• Exercise details: Please give the listing again in its entirety, exactly as written.

====

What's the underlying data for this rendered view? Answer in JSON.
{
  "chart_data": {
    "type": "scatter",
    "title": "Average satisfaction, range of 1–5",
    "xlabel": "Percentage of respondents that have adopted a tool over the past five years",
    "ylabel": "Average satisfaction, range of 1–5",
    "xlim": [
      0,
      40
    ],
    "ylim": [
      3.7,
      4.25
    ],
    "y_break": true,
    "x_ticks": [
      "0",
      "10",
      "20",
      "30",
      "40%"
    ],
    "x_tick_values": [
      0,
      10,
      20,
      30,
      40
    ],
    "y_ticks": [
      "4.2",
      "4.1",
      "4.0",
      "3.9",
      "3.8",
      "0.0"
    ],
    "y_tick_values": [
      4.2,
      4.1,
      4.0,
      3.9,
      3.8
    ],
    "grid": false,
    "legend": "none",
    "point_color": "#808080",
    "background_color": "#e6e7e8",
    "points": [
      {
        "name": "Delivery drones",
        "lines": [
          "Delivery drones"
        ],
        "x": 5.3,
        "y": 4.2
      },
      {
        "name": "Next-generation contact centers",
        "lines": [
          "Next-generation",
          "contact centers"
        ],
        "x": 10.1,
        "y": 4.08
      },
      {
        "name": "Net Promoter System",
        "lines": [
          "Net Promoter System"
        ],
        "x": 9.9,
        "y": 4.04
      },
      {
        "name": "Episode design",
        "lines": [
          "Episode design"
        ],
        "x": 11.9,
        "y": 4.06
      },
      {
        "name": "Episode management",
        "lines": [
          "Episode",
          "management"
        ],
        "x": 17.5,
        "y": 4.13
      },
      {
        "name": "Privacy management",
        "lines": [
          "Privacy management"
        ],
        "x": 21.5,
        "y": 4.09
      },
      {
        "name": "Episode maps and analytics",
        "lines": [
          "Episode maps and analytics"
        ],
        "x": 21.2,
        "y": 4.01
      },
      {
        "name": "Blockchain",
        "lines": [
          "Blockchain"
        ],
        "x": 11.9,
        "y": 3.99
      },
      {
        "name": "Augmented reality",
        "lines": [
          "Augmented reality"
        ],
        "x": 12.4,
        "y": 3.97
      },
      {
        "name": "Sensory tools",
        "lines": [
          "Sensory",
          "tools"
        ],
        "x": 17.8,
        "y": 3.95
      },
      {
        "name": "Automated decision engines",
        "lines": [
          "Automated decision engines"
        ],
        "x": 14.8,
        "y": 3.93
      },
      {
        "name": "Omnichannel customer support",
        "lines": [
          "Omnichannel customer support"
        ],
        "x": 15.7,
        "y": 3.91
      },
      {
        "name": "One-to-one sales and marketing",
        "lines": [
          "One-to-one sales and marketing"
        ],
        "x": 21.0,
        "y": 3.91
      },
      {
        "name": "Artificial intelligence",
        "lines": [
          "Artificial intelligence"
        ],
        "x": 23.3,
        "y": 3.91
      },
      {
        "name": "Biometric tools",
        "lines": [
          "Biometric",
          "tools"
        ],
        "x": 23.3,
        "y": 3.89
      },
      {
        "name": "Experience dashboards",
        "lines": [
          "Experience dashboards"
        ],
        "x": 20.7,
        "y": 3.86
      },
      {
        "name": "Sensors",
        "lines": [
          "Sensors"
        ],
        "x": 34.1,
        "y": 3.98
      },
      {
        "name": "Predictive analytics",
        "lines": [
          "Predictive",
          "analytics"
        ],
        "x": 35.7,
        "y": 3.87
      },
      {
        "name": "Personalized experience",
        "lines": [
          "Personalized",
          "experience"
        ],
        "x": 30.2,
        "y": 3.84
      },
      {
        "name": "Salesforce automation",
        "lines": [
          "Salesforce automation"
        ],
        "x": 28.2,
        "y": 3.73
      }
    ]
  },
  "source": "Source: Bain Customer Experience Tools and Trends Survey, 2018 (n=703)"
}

====

• Response:
What's the underlying data for this rendered view? Answer in JSON.
{
  "chart_data": {
    "type": "scatter",
    "title": "Average satisfaction, range of 1–5",
    "xlabel": "Percentage of respondents that have adopted a tool over the past five years",
    "ylabel": "Average satisfaction, range of 1–5",
    "xlim": [
      0,
      40
    ],
    "ylim": [
      3.7,
      4.25
    ],
    "y_break": true,
    "x_ticks": [
      "0",
      "10",
      "20",
      "30",
      "40%"
    ],
    "x_tick_values": [
      0,
      10,
      20,
      30,
      40
    ],
    "y_ticks": [
      "4.2",
      "4.1",
      "4.0",
      "3.9",
      "3.8",
      "0.0"
    ],
    "y_tick_values": [
      4.2,
      4.1,
      4.0,
      3.9,
      3.8
    ],
    "grid": false,
    "legend": "none",
    "point_color": "#808080",
    "background_color": "#e6e7e8",
    "points": [
      {
        "name": "Delivery drones",
        "lines": [
          "Delivery drones"
        ],
        "x": 5.3,
        "y": 4.2
      },
      {
        "name": "Next-generation contact centers",
        "lines": [
          "Next-generation",
          "contact centers"
        ],
        "x": 10.1,
        "y": 4.08
      },
      {
        "name": "Net Promoter System",
        "lines": [
          "Net Promoter System"
        ],
        "x": 9.9,
        "y": 4.04
      },
      {
        "name": "Episode design",
        "lines": [
          "Episode design"
        ],
        "x": 11.9,
        "y": 4.06
      },
      {
        "name": "Episode management",
        "lines": [
          "Episode",
          "management"
        ],
        "x": 17.5,
        "y": 4.13
      },
      {
        "name": "Privacy management",
        "lines": [
          "Privacy management"
        ],
        "x": 21.5,
        "y": 4.09
      },
      {
        "name": "Episode maps and analytics",
        "lines": [
          "Episode maps and analytics"
        ],
        "x": 21.2,
        "y": 4.01
      },
      {
        "name": "Blockchain",
        "lines": [
          "Blockchain"
        ],
        "x": 11.9,
        "y": 3.99
      },
      {
        "name": "Augmented reality",
        "lines": [
          "Augmented reality"
        ],
        "x": 12.4,
        "y": 3.97
      },
      {
        "name": "Sensory tools",
        "lines": [
          "Sensory",
          "tools"
        ],
        "x": 17.8,
        "y": 3.95
      },
      {
        "name": "Automated decision engines",
        "lines": [
          "Automated decision engines"
        ],
        "x": 14.8,
        "y": 3.93
      },
      {
        "name": "Omnichannel customer support",
        "lines": [
          "Omnichannel customer support"
        ],
        "x": 15.7,
        "y": 3.91
      },
      {
        "name": "One-to-one sales and marketing",
        "lines": [
          "One-to-one sales and marketing"
        ],
        "x": 21.0,
        "y": 3.91
      },
      {
        "name": "Artificial intelligence",
        "lines": [
          "Artificial intelligence"
        ],
        "x": 23.3,
        "y": 3.91
      },
      {
        "name": "Biometric tools",
        "lines": [
          "Biometric",
          "tools"
        ],
        "x": 23.3,
        "y": 3.89
      },
      {
        "name": "Experience dashboards",
        "lines": [
          "Experience dashboards"
        ],
        "x": 20.7,
        "y": 3.86
      },
      {
        "name": "Sensors",
        "lines": [
          "Sensors"
        ],
        "x": 34.1,
        "y": 3.98
      },
      {
        "name": "Predictive analytics",
        "lines": [
          "Predictive",
          "analytics"
        ],
        "x": 35.7,
        "y": 3.87
      },
      {
        "name": "Personalized experience",
        "lines": [
          "Personalized",
          "experience"
        ],
        "x": 30.2,
        "y": 3.84
      },
      {
        "name": "Salesforce automation",
        "lines": [
          "Salesforce automation"
        ],
        "x": 28.2,
        "y": 3.73
      }
    ]
  },
  "source": "Source: Bain Customer Experience Tools and Trends Survey, 2018 (n=703)"
}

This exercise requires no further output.